## What you need to do
From the listing below, tally the lines that include "Zachodu". Return only the total.

* BEGIN Records shown *

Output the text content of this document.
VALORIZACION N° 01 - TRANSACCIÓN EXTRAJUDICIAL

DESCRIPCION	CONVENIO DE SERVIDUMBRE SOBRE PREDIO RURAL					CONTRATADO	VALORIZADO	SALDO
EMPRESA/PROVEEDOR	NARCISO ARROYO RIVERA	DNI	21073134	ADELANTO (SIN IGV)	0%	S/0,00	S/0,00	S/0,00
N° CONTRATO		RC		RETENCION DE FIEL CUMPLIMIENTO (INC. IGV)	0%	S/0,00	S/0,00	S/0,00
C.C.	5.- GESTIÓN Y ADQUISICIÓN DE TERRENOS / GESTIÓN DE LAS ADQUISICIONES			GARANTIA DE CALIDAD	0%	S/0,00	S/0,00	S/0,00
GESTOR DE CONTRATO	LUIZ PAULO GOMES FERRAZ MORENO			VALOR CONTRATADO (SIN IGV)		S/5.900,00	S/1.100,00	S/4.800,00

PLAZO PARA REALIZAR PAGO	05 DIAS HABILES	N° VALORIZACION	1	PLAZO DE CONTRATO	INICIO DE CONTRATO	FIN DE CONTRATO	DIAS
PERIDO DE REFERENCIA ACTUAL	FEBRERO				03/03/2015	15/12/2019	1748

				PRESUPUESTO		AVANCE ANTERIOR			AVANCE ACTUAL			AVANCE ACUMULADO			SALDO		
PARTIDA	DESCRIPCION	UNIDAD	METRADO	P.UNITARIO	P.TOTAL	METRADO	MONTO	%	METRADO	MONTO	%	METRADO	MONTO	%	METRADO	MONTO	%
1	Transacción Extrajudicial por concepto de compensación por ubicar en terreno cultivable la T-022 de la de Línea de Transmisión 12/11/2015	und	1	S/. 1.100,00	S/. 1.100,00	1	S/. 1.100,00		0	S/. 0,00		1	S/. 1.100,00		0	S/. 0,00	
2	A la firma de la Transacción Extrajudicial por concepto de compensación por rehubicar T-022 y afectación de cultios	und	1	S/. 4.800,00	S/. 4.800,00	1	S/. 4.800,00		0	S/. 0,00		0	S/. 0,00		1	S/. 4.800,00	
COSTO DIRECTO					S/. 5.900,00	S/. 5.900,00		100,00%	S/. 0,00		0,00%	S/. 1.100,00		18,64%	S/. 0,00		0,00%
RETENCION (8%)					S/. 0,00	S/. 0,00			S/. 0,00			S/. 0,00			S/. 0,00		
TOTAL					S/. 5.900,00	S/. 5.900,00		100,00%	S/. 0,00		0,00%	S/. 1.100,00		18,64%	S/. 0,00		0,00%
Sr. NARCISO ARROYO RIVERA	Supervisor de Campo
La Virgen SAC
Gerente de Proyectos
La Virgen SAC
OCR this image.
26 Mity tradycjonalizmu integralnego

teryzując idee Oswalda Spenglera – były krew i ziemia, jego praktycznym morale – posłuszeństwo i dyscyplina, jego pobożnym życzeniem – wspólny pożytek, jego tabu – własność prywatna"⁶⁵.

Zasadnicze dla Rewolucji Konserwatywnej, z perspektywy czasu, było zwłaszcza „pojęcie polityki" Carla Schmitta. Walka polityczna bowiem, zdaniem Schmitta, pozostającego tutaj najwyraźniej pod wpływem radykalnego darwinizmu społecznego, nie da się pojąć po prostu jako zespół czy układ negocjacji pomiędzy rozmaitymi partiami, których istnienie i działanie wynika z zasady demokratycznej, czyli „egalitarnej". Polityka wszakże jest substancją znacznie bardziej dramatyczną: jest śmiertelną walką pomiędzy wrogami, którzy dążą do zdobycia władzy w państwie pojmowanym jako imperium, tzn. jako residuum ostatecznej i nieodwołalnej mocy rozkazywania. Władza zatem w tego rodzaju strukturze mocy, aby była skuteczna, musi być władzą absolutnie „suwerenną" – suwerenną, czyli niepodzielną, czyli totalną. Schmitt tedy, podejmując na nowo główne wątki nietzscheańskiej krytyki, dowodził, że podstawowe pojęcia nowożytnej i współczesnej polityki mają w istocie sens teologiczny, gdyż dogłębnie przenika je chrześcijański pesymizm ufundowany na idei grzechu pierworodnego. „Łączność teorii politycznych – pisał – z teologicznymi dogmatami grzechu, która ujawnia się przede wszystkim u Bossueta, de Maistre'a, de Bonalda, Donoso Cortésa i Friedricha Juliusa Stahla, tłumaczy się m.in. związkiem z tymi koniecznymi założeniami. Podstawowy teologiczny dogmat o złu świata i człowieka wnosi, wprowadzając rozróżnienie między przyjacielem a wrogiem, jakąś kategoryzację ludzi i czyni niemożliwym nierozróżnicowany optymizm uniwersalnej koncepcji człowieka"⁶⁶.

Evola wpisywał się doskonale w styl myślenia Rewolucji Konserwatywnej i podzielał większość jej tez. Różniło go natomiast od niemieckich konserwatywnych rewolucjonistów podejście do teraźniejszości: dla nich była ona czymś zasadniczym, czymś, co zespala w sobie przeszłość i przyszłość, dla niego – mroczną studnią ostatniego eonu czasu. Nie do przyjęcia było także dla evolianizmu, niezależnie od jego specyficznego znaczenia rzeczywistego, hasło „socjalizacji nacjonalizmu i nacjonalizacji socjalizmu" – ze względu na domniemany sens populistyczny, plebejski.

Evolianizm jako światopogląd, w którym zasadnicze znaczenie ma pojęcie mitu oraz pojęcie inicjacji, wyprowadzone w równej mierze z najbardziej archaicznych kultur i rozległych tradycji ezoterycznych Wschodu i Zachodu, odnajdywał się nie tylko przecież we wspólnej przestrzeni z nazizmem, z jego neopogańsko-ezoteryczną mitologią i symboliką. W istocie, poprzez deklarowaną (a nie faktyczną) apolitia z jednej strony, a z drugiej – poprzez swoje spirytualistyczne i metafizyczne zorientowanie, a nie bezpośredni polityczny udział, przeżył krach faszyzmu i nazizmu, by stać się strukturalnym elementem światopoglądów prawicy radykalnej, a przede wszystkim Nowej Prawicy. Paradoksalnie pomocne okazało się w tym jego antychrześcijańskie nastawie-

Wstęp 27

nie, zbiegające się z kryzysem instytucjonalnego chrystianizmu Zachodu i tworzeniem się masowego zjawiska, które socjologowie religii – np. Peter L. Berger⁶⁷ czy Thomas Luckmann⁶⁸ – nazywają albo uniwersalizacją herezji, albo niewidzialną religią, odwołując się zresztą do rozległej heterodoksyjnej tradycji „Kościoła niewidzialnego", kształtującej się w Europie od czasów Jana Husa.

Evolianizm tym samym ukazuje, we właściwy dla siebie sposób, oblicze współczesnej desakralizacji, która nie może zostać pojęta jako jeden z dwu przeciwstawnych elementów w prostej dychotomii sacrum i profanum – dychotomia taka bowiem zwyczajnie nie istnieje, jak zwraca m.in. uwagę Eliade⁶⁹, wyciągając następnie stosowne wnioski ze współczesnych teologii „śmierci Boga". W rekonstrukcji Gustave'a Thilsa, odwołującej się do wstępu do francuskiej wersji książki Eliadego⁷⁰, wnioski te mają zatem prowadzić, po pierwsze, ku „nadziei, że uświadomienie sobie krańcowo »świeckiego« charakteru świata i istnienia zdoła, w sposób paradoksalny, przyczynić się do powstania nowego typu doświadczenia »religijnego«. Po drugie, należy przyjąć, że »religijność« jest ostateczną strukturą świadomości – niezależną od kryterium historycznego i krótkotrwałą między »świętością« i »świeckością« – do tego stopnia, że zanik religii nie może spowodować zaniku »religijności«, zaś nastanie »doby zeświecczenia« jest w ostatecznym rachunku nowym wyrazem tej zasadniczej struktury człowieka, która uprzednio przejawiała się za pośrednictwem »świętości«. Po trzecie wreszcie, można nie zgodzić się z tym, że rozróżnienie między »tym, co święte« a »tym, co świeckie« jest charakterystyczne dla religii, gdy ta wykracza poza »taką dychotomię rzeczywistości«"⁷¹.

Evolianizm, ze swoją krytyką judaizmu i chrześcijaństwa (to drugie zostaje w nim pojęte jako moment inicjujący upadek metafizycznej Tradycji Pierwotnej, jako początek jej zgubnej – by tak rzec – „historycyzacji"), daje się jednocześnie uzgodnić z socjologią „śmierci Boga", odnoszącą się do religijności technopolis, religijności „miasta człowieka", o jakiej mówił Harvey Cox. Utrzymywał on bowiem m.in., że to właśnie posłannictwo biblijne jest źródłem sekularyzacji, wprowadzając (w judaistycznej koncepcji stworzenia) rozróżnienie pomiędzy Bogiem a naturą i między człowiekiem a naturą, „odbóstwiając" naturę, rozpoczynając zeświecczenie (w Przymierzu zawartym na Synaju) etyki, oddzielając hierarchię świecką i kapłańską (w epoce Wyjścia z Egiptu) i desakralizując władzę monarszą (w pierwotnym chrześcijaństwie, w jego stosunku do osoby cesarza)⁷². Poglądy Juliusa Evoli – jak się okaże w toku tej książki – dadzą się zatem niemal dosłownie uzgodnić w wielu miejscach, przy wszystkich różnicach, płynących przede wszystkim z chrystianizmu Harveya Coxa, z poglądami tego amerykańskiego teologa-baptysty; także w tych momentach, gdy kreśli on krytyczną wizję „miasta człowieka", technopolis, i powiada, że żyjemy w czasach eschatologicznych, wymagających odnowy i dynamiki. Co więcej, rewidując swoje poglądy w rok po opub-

* END Records shown *

## Reply to the task
2